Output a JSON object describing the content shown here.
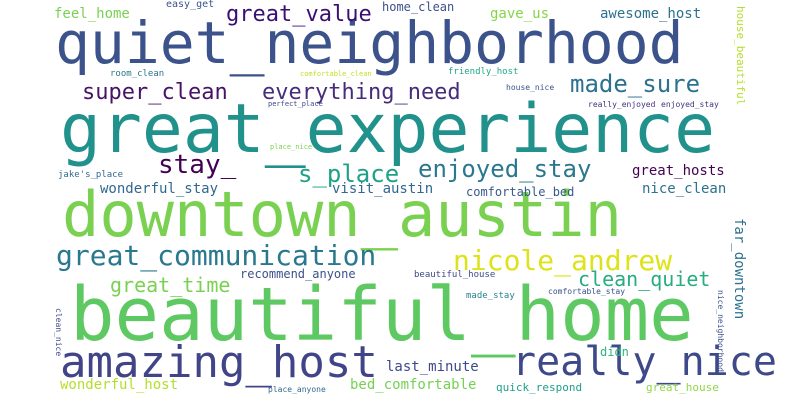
{
  "words": [
    {
      "text": "quiet_neighborhood",
      "color": "#3b528b"
    },
    {
      "text": "great_experience",
      "color": "#21918c"
    },
    {
      "text": "downtown_austin",
      "color": "#7ad151"
    },
    {
      "text": "beautiful_home",
      "color": "#5ec962"
    },
    {
      "text": "amazing_host",
      "color": "#414487"
    },
    {
      "text": "really_nice",
      "color": "#3e4989"
    },
    {
      "text": "great_communication",
      "color": "#2a788e"
    },
    {
      "text": "nicole_andrew",
      "color": "#dde318"
    },
    {
      "text": "made_sure",
      "color": "#2c728e"
    },
    {
      "text": "enjoyed_stay",
      "color": "#2a788e"
    },
    {
      "text": "super_clean",
      "color": "#471365"
    },
    {
      "text": "everything_need",
      "color": "#472c7a"
    },
    {
      "text": "great_value",
      "color": "#3b0f70"
    },
    {
      "text": "stay_",
      "color": "#440154"
    },
    {
      "text": "s_place",
      "color": "#1fa187"
    },
    {
      "text": "clean_quiet",
      "color": "#27ad81"
    },
    {
      "text": "great_time",
      "color": "#7ad151"
    },
    {
      "text": "wonderful_stay",
      "color": "#31688e"
    },
    {
      "text": "great_hosts",
      "color": "#440154"
    },
    {
      "text": "nice_clean",
      "color": "#2c728e"
    },
    {
      "text": "visit_austin",
      "color": "#31688e"
    },
    {
      "text": "comfortable_bed",
      "color": "#38598c"
    },
    {
      "text": "last_minute",
      "color": "#3e4989"
    },
    {
      "text": "wonderful_host",
      "color": "#b5de2b"
    },
    {
      "text": "bed_comfortable",
      "color": "#75d054"
    },
    {
      "text": "feel_home",
      "color": "#7ad151"
    },
    {
      "text": "gave_us",
      "color": "#86d549"
    },
    {
      "text": "awesome_host",
      "color": "#2c728e"
    },
    {
      "text": "home_clean",
      "color": "#3b528b"
    },
    {
      "text": "easy_get",
      "color": "#3b528b"
    },
    {
      "text": "room_clean",
      "color": "#2a788e"
    },
    {
      "text": "comfortable_clean",
      "color": "#c2df23"
    },
    {
      "text": "friendly_host",
      "color": "#22a884"
    },
    {
      "text": "house_nice",
      "color": "#3b528b"
    },
    {
      "text": "really_enjoyed",
      "color": "#46337e"
    },
    {
      "text": "enjoyed_stay",
      "color": "#46337e"
    },
    {
      "text": "perfect_place",
      "color": "#3e4989"
    },
    {
      "text": "place_nice",
      "color": "#7ad151"
    },
    {
      "text": "jake's_place",
      "color": "#31688e"
    },
    {
      "text": "recommend_anyone",
      "color": "#3b528b"
    },
    {
      "text": "beautiful_house",
      "color": "#3e4989"
    },
    {
      "text": "made_stay",
      "color": "#26828e"
    },
    {
      "text": "comfortable_stay",
      "color": "#3b528b"
    },
    {
      "text": "didn",
      "color": "#2fb47c"
    },
    {
      "text": "quick_respond",
      "color": "#1f9e89"
    },
    {
      "text": "great_house",
      "color": "#8fd744"
    },
    {
      "text": "place_anyone",
      "color": "#31688e"
    },
    {
      "text": "far_downtown",
      "color": "#2c728e"
    },
    {
      "text": "house_beautiful",
      "color": "#b5de2b"
    },
    {
      "text": "nice_neighborhood",
      "color": "#3b528b"
    },
    {
      "text": "clean_nice",
      "color": "#3e4989"
    }
  ]
}
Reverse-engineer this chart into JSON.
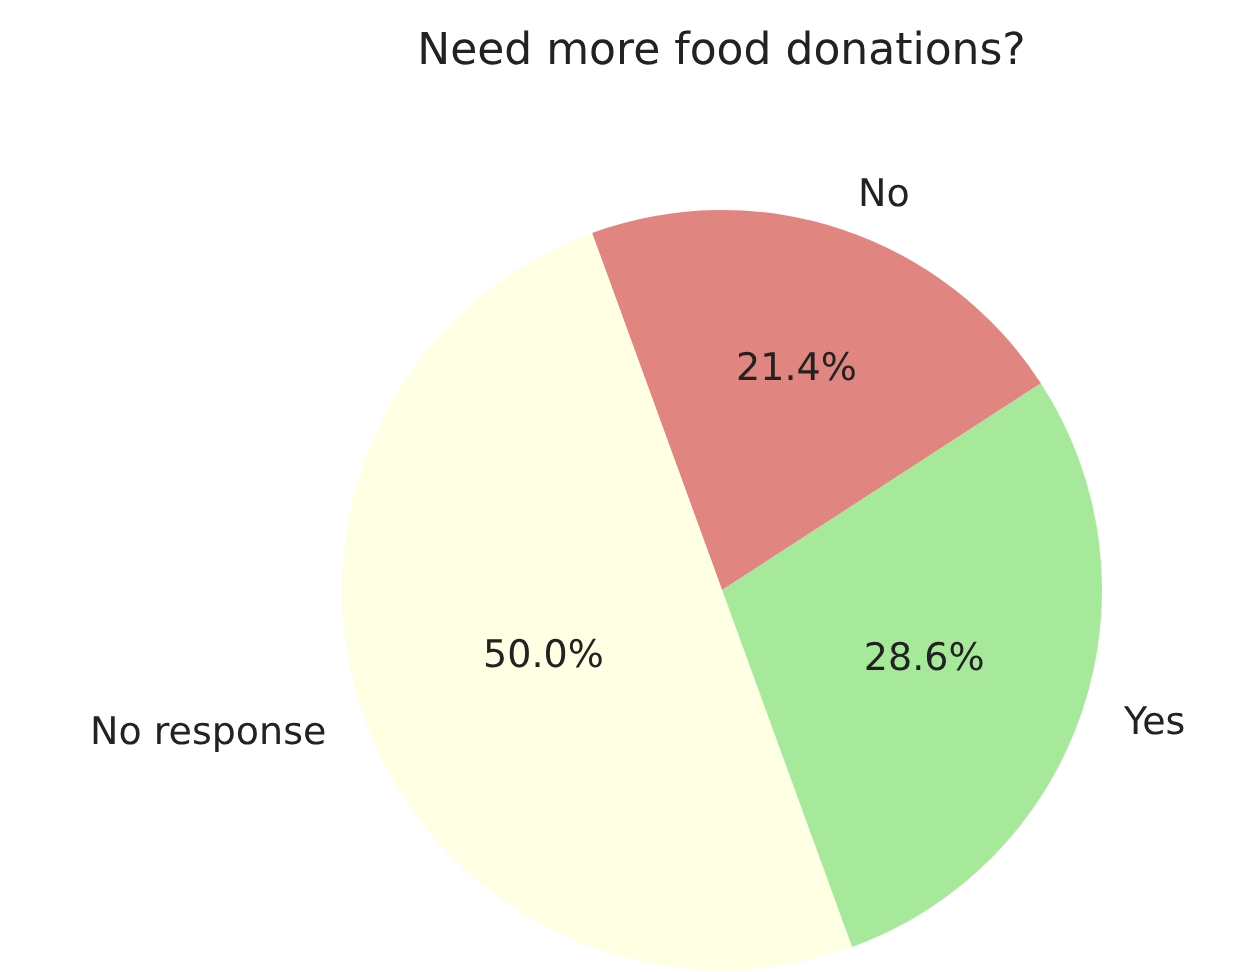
{
  "chart_data": {
    "type": "pie",
    "title": "Need more food donations?",
    "categories": [
      "Yes",
      "No",
      "No response"
    ],
    "values": [
      28.6,
      21.4,
      50.0
    ],
    "value_labels": [
      "28.6%",
      "21.4%",
      "50.0%"
    ],
    "colors": [
      "#a6e99a",
      "#e0857f",
      "#ffffe4"
    ],
    "legend": false
  }
}
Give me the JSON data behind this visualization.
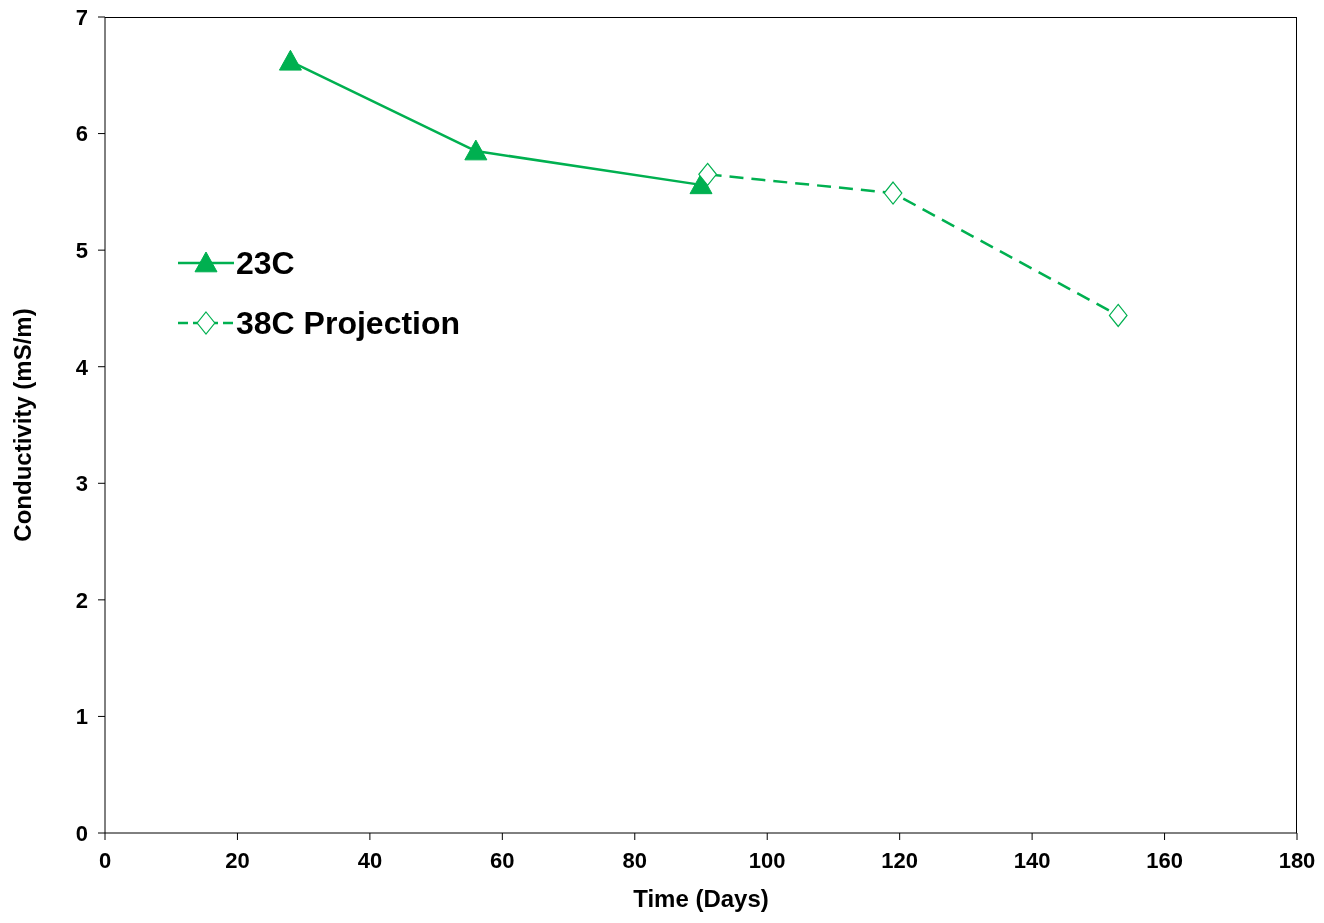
{
  "chart_data": {
    "type": "line",
    "xlabel": "Time (Days)",
    "ylabel": "Conductivity (mS/m)",
    "xlim": [
      0,
      180
    ],
    "xticks": [
      0,
      20,
      40,
      60,
      80,
      100,
      120,
      140,
      160,
      180
    ],
    "ylim": [
      0,
      7
    ],
    "yticks": [
      0,
      1,
      2,
      3,
      4,
      5,
      6,
      7
    ],
    "grid": false,
    "legend": "top left",
    "series": [
      {
        "name": "23C",
        "color": "#00b050",
        "marker": "triangle",
        "line_style": "solid",
        "x": [
          28,
          56,
          90
        ],
        "values": [
          6.62,
          5.85,
          5.56
        ]
      },
      {
        "name": "38C Projection",
        "color": "#00b050",
        "marker": "diamond",
        "line_style": "dashed",
        "x": [
          91,
          119,
          153
        ],
        "values": [
          5.65,
          5.49,
          4.44
        ]
      }
    ]
  }
}
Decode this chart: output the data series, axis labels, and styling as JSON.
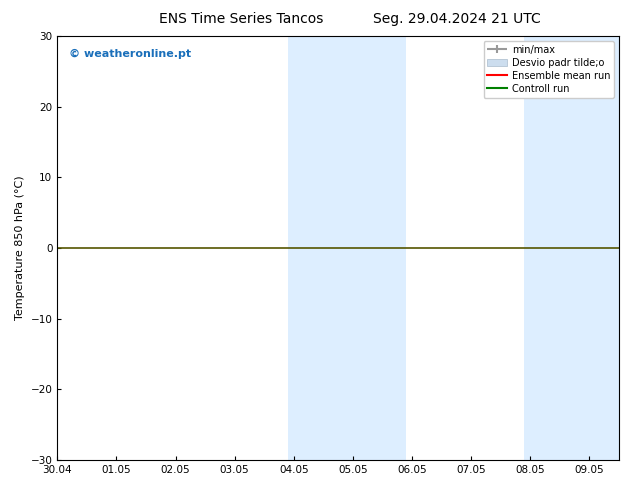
{
  "title_left": "ENS Time Series Tancos",
  "title_right": "Seg. 29.04.2024 21 UTC",
  "ylabel": "Temperature 850 hPa (°C)",
  "watermark": "© weatheronline.pt",
  "watermark_color": "#1a6fba",
  "xlim_start": 0,
  "xlim_end": 9.5,
  "ylim": [
    -30,
    30
  ],
  "yticks": [
    -30,
    -20,
    -10,
    0,
    10,
    20,
    30
  ],
  "xtick_labels": [
    "30.04",
    "01.05",
    "02.05",
    "03.05",
    "04.05",
    "05.05",
    "06.05",
    "07.05",
    "08.05",
    "09.05"
  ],
  "xtick_positions": [
    0,
    1,
    2,
    3,
    4,
    5,
    6,
    7,
    8,
    9
  ],
  "shaded_bands": [
    {
      "x_start": 3.9,
      "x_end": 4.5,
      "color": "#ddeeff"
    },
    {
      "x_start": 4.5,
      "x_end": 5.9,
      "color": "#ddeeff"
    },
    {
      "x_start": 7.9,
      "x_end": 8.5,
      "color": "#ddeeff"
    },
    {
      "x_start": 8.5,
      "x_end": 9.5,
      "color": "#ddeeff"
    }
  ],
  "hline_y": 0,
  "hline_color": "#555500",
  "hline_lw": 1.2,
  "legend_labels": [
    "min/max",
    "Desvio padr tilde;o",
    "Ensemble mean run",
    "Controll run"
  ],
  "legend_colors": [
    "#999999",
    "#ccddee",
    "red",
    "green"
  ],
  "background_color": "#ffffff",
  "title_fontsize": 10,
  "tick_fontsize": 7.5,
  "ylabel_fontsize": 8
}
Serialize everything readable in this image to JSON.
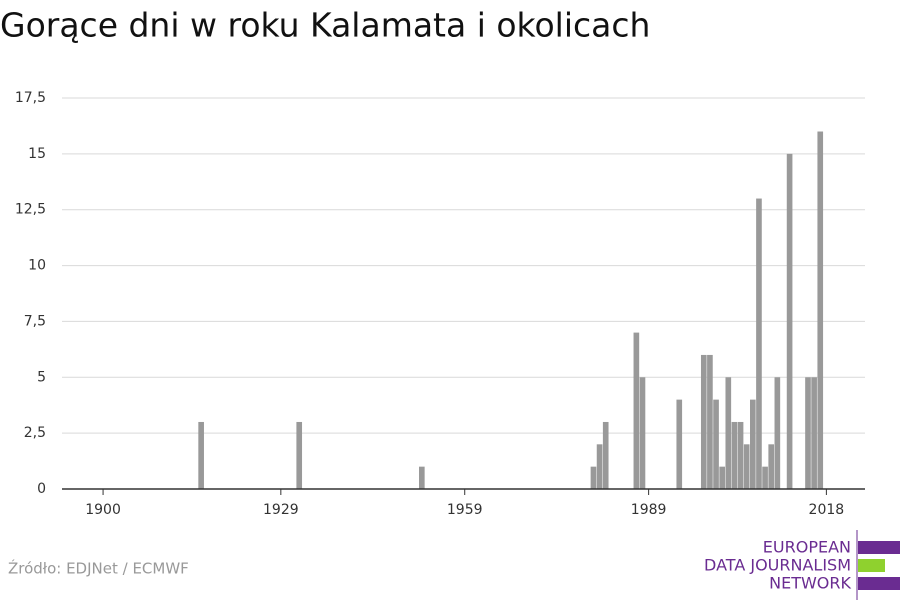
{
  "chart_data": {
    "type": "bar",
    "title": "Gorące dni w roku Kalamata i okolicach",
    "x": [
      1916,
      1932,
      1952,
      1980,
      1981,
      1982,
      1987,
      1988,
      1994,
      1998,
      1999,
      2000,
      2001,
      2002,
      2003,
      2004,
      2005,
      2006,
      2007,
      2008,
      2009,
      2010,
      2012,
      2015,
      2016,
      2017
    ],
    "values": [
      3,
      3,
      1,
      1,
      2,
      3,
      7,
      5,
      4,
      6,
      6,
      4,
      1,
      5,
      3,
      3,
      2,
      4,
      13,
      1,
      2,
      5,
      15,
      5,
      5,
      16
    ],
    "color": "#999999",
    "xlim": [
      1893.3,
      2024.3
    ],
    "xticks": [
      1900,
      1929,
      1959,
      1989,
      2018
    ],
    "ylim": [
      0,
      17.5
    ],
    "yticks": [
      0,
      {
        "value": 2.5,
        "label": "2,5"
      },
      5,
      {
        "value": 7.5,
        "label": "7,5"
      },
      10,
      {
        "value": 12.5,
        "label": "12,5"
      },
      15,
      {
        "value": 17.5,
        "label": "17,5"
      }
    ],
    "grid": true
  },
  "footer": {
    "source": "Źródło: EDJNet / ECMWF",
    "logo": [
      "EUROPEAN",
      "DATA JOURNALISM",
      "NETWORK"
    ]
  }
}
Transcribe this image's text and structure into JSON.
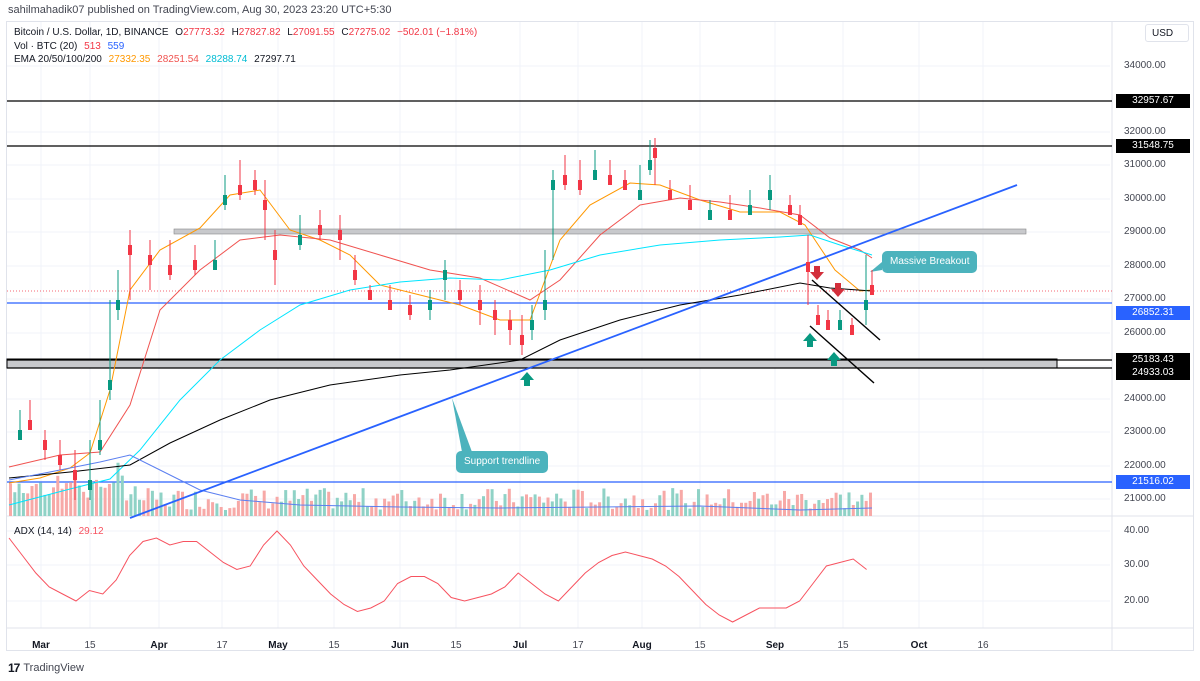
{
  "publisher": {
    "text": "sahilmahadik07 published on TradingView.com, Aug 30, 2023 23:20 UTC+5:30"
  },
  "legend": {
    "symbol": "Bitcoin / U.S. Dollar, 1D, BINANCE",
    "open_label": "O",
    "open": "27773.32",
    "high_label": "H",
    "high": "27827.82",
    "low_label": "L",
    "low": "27091.55",
    "close_label": "C",
    "close": "27275.02",
    "change": "−502.01 (−1.81%)",
    "vol_label": "Vol · BTC (20)",
    "vol_1": "513",
    "vol_2": "559",
    "ema_label": "EMA 20/50/100/200",
    "ema20": "27332.35",
    "ema50": "28251.54",
    "ema100": "28288.74",
    "ema200": "27297.71"
  },
  "currency_button": {
    "label": "USD"
  },
  "price_axis": {
    "ticks": [
      "34000.00",
      "32000.00",
      "31000.00",
      "30000.00",
      "29000.00",
      "28000.00",
      "27000.00",
      "26000.00",
      "24000.00",
      "23000.00",
      "22000.00",
      "21000.00"
    ],
    "tags": [
      {
        "value": "32957.67",
        "color": "#000000"
      },
      {
        "value": "31548.75",
        "color": "#000000"
      },
      {
        "value": "26852.31",
        "color": "#2962ff"
      },
      {
        "value": "25183.43",
        "color": "#000000"
      },
      {
        "value": "24933.03",
        "color": "#000000"
      },
      {
        "value": "21516.02",
        "color": "#2962ff"
      }
    ]
  },
  "adx_axis": {
    "ticks": [
      "40.00",
      "30.00",
      "20.00"
    ]
  },
  "adx_legend": {
    "label": "ADX (14, 14)",
    "value": "29.12"
  },
  "time_axis": {
    "labels": [
      {
        "text": "Mar",
        "major": true
      },
      {
        "text": "15",
        "major": false
      },
      {
        "text": "Apr",
        "major": true
      },
      {
        "text": "17",
        "major": false
      },
      {
        "text": "May",
        "major": true
      },
      {
        "text": "15",
        "major": false
      },
      {
        "text": "Jun",
        "major": true
      },
      {
        "text": "15",
        "major": false
      },
      {
        "text": "Jul",
        "major": true
      },
      {
        "text": "17",
        "major": false
      },
      {
        "text": "Aug",
        "major": true
      },
      {
        "text": "15",
        "major": false
      },
      {
        "text": "Sep",
        "major": true
      },
      {
        "text": "15",
        "major": false
      },
      {
        "text": "Oct",
        "major": true
      },
      {
        "text": "16",
        "major": false
      }
    ]
  },
  "annotations": {
    "breakout": "Massive Breakout",
    "trendline": "Support trendline"
  },
  "footer": {
    "brand": "TradingView",
    "logo": "17"
  },
  "colors": {
    "up": "#089981",
    "down": "#f23645",
    "ema20": "#ff9800",
    "ema50": "#f05350",
    "ema100": "#00e5ff",
    "ema200": "#000000",
    "trendline": "#2962ff",
    "adx": "#f7525f",
    "callout": "#4cb3bd",
    "zone": "#c8c9cc"
  },
  "chart_data": {
    "type": "candlestick",
    "title": "Bitcoin / U.S. Dollar, 1D, BINANCE",
    "xlabel": "",
    "ylabel": "USD",
    "ylim": [
      20400,
      34800
    ],
    "x": [
      "Mar",
      "15",
      "Apr",
      "17",
      "May",
      "15",
      "Jun",
      "15",
      "Jul",
      "17",
      "Aug",
      "15",
      "Sep",
      "15",
      "Oct",
      "16"
    ],
    "ohlc_last": {
      "open": 27773.32,
      "high": 27827.82,
      "low": 27091.55,
      "close": 27275.02,
      "change": -502.01,
      "change_pct": -1.81
    },
    "horizontal_levels": [
      32957.67,
      31548.75,
      26852.31,
      25183.43,
      24933.03,
      21516.02
    ],
    "resistance_zone": [
      29000,
      29100
    ],
    "support_zone": [
      24933.03,
      25183.43
    ],
    "series": [
      {
        "name": "EMA 20",
        "last": 27332.35
      },
      {
        "name": "EMA 50",
        "last": 28251.54
      },
      {
        "name": "EMA 100",
        "last": 28288.74
      },
      {
        "name": "EMA 200",
        "last": 27297.71
      },
      {
        "name": "Vol BTC (20)",
        "values": [
          513,
          559
        ]
      },
      {
        "name": "ADX (14,14)",
        "last": 29.12,
        "ylim": [
          12,
          44
        ],
        "approx_path": [
          38,
          33,
          28,
          24,
          22,
          20,
          23,
          22,
          26,
          33,
          37,
          38,
          36,
          37,
          37,
          34,
          31,
          29,
          30,
          36,
          40,
          36,
          30,
          26,
          22,
          19,
          17,
          18,
          20,
          25,
          27,
          27,
          25,
          21,
          20,
          21,
          22,
          24,
          28,
          25,
          22,
          20,
          24,
          28,
          31,
          33,
          34,
          33,
          32,
          30,
          27,
          23,
          19,
          16,
          14,
          16,
          18,
          18,
          18,
          20,
          25,
          30,
          31,
          32,
          29
        ]
      }
    ],
    "annotations": [
      "Massive Breakout",
      "Support trendline"
    ],
    "legend_position": "top-left",
    "grid": true
  }
}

****************

◆ **Aim of the task**
Note how many lines in the listing above hold the string "JSON", then give only that figure.

◆ **Exercise result**
6